**Selected excerpt**
--- begin ---

Adrienne

Adrienne

Adrienne

I’ve been the recipient of being taken into a home as a stranger when I needed help, so I know the difference it can make.

“I’ve had quite a colourful life. I came to Hull fleeing an abusive relationship. I had no support system other than my daughter who lived here.

In 2014, at the age of 64 I learned that I am autistic and I know that a lot of autistic people end up on the streets, particularly as they get older. And in the years that I’ve been in Hull, I’ve been more and more aware of the homeless problem.

Then I saw SASH on Look North.  Since I live alone and I’ve got a spare room, I couldn’t justify having a house to myself when I knew that there were people out there who needed a bed. So I thought well that’s the way to go for me. I got in touch, I did the DBS checks, went to the training sessions and started doing Nightstop.

Taking in strangers in wasn’t an issue for me, it tends to be what I do, but I’ve also been the recipient of being taken into a home as a stranger when I needed help, so I know the difference it can make.

My family were really concerned, they thought I was just going to have people in off the streets, but they know now that SASH checks people before they offer Nightstop.

I’ve had two people come to stay so far. They were both 17. I was surprised how considerate they were. Consideration for me was the last thing I would have expected in their situation. They were so well mannered and undemanding. They were very polite, I think because I’m old they just saw me as a granny type!

--- end ---

**Stated task 1**
Translate this sentence from the Adrienne account into Spanish: "I was surprised how considerate they were."

**Supplied material**

--- begin ---

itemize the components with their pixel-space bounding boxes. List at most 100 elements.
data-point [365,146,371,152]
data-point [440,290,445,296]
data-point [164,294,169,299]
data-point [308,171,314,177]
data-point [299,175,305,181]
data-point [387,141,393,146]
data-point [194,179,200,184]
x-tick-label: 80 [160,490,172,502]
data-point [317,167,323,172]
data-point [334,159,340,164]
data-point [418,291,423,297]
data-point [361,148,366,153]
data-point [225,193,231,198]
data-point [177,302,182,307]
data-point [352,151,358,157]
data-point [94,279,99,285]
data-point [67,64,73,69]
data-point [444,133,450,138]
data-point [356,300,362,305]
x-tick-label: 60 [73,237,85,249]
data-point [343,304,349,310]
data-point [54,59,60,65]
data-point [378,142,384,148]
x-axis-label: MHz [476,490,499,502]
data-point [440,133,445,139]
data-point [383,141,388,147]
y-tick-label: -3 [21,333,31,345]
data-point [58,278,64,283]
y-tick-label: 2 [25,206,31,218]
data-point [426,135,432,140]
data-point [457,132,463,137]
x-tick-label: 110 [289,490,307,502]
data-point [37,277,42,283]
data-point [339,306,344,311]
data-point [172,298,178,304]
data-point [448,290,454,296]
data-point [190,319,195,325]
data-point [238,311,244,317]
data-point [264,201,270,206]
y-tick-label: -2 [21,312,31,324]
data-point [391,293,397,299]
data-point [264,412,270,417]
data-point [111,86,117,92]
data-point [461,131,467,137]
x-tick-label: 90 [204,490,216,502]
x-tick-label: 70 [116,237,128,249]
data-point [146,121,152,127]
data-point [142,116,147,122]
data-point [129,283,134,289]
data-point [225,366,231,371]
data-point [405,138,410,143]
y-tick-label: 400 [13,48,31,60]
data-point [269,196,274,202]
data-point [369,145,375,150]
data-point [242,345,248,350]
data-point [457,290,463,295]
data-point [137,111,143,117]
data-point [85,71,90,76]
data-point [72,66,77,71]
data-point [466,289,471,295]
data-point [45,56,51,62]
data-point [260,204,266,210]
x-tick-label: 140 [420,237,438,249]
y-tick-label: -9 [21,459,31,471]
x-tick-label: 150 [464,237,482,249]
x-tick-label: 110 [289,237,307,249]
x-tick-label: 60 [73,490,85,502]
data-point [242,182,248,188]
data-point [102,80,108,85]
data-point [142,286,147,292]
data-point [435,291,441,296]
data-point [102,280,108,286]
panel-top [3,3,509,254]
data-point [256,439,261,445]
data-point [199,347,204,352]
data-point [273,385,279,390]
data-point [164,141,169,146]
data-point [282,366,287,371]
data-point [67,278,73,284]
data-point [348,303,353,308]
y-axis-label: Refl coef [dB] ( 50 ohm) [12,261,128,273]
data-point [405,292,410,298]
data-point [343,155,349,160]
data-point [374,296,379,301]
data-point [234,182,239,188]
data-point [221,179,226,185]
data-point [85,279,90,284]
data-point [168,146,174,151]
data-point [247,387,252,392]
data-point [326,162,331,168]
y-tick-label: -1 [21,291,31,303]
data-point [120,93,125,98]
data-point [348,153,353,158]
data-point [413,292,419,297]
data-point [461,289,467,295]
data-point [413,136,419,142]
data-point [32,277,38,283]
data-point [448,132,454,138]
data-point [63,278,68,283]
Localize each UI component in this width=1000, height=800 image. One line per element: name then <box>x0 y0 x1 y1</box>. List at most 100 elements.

--- end ---
--- begin ---

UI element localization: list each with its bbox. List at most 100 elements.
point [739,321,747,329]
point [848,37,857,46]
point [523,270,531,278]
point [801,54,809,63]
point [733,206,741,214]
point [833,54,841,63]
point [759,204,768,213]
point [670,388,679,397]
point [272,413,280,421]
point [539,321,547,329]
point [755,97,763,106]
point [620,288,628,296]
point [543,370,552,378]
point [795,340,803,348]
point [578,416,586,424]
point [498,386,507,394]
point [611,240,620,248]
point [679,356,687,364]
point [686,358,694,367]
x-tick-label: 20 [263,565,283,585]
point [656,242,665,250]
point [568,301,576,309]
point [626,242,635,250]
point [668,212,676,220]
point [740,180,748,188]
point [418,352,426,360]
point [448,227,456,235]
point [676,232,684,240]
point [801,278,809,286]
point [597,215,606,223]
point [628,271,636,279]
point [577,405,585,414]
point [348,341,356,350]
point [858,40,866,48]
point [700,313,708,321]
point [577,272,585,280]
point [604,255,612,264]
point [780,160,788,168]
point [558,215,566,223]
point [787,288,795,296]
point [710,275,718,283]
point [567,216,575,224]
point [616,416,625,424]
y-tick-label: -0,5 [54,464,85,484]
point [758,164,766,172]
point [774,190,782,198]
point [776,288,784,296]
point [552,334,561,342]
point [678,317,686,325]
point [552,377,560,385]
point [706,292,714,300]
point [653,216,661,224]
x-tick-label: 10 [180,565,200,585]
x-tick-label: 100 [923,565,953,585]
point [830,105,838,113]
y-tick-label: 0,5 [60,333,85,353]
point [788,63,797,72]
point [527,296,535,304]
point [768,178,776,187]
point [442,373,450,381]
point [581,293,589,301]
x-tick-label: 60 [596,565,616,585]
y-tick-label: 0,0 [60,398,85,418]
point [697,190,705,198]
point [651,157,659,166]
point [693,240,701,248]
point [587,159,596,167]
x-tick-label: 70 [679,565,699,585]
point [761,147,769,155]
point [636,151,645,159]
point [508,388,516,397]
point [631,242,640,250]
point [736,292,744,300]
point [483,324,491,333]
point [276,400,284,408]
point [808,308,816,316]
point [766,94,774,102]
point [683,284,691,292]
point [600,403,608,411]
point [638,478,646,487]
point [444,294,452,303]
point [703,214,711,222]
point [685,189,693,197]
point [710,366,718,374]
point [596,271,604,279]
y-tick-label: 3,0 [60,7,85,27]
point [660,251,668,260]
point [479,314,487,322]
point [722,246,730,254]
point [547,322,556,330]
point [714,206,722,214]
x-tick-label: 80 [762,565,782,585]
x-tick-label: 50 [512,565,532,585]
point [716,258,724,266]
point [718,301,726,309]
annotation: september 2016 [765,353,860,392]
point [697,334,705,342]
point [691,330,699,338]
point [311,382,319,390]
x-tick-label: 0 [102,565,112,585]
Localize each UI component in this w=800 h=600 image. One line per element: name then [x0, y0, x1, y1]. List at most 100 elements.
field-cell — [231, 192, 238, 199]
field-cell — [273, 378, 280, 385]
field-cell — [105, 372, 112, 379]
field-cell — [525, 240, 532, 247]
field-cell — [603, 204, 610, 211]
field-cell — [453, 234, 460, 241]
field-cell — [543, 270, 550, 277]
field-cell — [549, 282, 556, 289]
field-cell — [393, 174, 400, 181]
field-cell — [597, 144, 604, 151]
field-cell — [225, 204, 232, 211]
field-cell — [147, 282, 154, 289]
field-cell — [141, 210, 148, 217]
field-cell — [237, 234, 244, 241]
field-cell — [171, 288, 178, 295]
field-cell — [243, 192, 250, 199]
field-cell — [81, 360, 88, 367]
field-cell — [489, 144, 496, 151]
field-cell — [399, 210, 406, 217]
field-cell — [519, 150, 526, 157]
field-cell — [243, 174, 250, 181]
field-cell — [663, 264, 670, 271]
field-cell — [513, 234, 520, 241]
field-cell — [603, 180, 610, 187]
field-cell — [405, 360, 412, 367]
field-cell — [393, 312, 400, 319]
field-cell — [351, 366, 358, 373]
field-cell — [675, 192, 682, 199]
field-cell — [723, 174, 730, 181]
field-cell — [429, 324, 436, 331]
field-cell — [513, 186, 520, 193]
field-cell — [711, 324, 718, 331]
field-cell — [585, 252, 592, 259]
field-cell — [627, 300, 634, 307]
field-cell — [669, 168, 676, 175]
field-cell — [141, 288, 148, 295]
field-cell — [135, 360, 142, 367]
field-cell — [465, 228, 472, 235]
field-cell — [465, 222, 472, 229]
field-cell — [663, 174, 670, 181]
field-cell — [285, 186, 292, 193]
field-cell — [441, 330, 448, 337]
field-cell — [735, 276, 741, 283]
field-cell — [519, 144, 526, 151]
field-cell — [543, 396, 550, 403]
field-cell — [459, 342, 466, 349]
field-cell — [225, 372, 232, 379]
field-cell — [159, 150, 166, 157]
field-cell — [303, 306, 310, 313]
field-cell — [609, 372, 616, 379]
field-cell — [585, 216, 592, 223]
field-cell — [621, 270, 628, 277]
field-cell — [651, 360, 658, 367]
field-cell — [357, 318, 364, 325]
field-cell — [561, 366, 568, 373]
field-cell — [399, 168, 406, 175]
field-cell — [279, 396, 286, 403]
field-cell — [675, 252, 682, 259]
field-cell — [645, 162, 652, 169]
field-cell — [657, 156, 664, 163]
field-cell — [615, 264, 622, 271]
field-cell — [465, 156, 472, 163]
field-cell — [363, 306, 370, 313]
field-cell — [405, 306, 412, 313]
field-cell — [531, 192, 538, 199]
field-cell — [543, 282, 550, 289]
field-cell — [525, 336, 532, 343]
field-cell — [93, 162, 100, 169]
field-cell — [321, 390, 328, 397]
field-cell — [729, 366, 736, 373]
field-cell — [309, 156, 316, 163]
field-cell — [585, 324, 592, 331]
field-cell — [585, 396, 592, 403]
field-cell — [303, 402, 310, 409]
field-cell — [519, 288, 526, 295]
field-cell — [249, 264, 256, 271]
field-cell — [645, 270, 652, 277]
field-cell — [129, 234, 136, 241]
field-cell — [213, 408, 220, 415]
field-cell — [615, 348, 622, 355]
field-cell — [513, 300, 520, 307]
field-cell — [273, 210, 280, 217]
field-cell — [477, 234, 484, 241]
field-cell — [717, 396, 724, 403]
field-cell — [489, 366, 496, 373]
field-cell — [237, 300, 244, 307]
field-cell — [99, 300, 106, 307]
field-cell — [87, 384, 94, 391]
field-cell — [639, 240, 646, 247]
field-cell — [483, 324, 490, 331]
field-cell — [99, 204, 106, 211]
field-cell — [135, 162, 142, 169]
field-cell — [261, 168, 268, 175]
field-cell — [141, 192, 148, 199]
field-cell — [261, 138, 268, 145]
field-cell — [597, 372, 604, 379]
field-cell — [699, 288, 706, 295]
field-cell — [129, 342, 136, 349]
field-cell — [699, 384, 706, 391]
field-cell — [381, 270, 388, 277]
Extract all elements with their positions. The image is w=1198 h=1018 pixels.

--- end ---
--- begin ---

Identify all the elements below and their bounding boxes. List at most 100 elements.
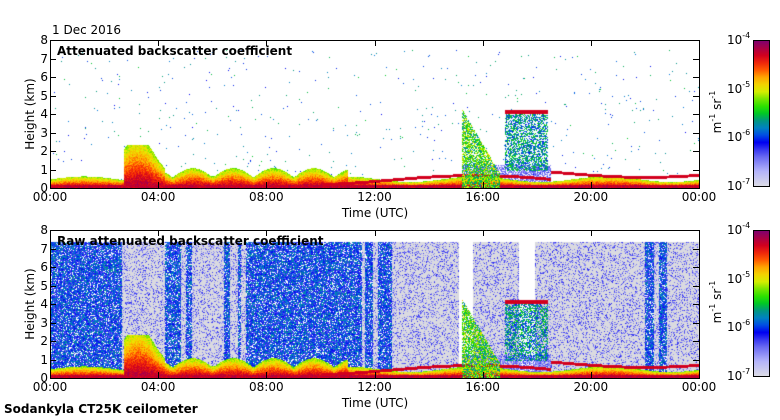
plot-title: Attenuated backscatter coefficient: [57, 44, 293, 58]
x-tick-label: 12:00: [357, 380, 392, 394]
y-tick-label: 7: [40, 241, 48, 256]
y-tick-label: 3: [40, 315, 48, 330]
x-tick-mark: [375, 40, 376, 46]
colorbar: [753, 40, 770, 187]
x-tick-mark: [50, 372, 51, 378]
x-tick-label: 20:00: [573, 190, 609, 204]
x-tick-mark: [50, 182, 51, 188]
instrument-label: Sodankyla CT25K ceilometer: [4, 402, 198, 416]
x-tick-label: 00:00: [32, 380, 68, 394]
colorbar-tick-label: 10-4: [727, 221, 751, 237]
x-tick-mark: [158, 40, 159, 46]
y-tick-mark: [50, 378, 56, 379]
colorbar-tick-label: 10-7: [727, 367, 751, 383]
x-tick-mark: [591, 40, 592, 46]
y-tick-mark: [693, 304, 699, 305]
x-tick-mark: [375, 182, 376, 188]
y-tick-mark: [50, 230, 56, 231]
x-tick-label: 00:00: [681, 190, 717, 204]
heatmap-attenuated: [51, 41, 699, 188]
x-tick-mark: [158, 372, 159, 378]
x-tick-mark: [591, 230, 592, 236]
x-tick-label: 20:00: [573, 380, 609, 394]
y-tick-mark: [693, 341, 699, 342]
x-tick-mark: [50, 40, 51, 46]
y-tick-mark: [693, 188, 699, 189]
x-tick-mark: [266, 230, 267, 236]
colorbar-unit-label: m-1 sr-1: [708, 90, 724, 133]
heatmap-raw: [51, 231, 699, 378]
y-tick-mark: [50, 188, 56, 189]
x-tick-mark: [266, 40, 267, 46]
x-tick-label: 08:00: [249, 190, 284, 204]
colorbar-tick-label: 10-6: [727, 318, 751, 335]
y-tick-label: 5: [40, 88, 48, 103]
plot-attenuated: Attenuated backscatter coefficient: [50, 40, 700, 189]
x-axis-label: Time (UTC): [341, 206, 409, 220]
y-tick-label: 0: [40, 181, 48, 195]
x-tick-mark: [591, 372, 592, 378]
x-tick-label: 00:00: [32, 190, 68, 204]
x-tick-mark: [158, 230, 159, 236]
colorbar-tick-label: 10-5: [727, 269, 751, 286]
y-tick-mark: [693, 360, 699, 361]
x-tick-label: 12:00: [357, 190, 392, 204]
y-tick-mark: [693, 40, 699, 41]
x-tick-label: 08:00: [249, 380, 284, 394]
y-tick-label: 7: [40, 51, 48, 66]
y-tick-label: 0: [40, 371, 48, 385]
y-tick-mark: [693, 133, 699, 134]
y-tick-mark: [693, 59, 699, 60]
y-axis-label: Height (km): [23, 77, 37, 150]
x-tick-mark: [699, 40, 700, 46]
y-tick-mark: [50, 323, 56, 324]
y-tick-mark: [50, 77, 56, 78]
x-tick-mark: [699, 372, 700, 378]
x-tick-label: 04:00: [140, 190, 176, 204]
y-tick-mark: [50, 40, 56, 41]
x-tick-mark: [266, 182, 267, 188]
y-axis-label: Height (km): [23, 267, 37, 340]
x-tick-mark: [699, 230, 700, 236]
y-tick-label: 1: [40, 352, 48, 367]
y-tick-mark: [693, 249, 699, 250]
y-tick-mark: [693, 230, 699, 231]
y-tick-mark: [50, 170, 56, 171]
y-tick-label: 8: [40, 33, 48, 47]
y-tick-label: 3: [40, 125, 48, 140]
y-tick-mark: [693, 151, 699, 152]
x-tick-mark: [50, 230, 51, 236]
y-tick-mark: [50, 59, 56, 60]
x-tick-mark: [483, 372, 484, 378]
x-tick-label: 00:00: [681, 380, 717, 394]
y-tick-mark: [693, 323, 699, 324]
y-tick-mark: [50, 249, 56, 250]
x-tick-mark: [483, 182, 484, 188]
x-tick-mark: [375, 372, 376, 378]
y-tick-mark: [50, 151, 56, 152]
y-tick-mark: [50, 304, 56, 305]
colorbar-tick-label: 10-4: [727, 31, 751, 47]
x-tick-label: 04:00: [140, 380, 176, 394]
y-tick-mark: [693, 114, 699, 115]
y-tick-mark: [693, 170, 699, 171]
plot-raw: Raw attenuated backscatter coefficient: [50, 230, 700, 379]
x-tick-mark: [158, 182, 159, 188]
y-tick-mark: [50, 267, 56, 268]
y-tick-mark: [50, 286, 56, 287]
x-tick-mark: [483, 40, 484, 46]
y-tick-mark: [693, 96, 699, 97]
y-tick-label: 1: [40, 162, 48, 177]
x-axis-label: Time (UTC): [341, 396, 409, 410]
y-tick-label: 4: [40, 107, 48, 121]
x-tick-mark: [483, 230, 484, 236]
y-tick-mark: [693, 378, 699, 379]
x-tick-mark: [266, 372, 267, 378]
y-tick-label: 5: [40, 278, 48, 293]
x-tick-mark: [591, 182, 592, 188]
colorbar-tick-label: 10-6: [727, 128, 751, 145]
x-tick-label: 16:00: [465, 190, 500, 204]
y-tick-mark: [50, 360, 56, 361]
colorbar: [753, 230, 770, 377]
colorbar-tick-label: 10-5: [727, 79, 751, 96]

--- end ---

**Stated task 2**
Please retype the stretch of rows from the one containing "plot-title: Attenuated backscatter" through the one containing "colorbar-tick-label: 10-7: [727, 367, 751, 383]".

**Task result 1**
Me sorprendió lo considerados que eran.

**Task result 2**
plot-title: Attenuated backscatter coefficient: [57, 44, 293, 58]
x-tick-label: 12:00: [357, 380, 392, 394]
y-tick-label: 7: [40, 241, 48, 256]
y-tick-label: 3: [40, 315, 48, 330]
x-tick-mark: [375, 40, 376, 46]
colorbar: [753, 40, 770, 187]
x-tick-mark: [50, 372, 51, 378]
x-tick-label: 20:00: [573, 190, 609, 204]
x-tick-mark: [50, 182, 51, 188]
instrument-label: Sodankyla CT25K ceilometer: [4, 402, 198, 416]
x-tick-label: 00:00: [32, 380, 68, 394]
colorbar-tick-label: 10-4: [727, 221, 751, 237]
x-tick-mark: [158, 40, 159, 46]
y-tick-mark: [50, 378, 56, 379]
colorbar-tick-label: 10-7: [727, 367, 751, 383]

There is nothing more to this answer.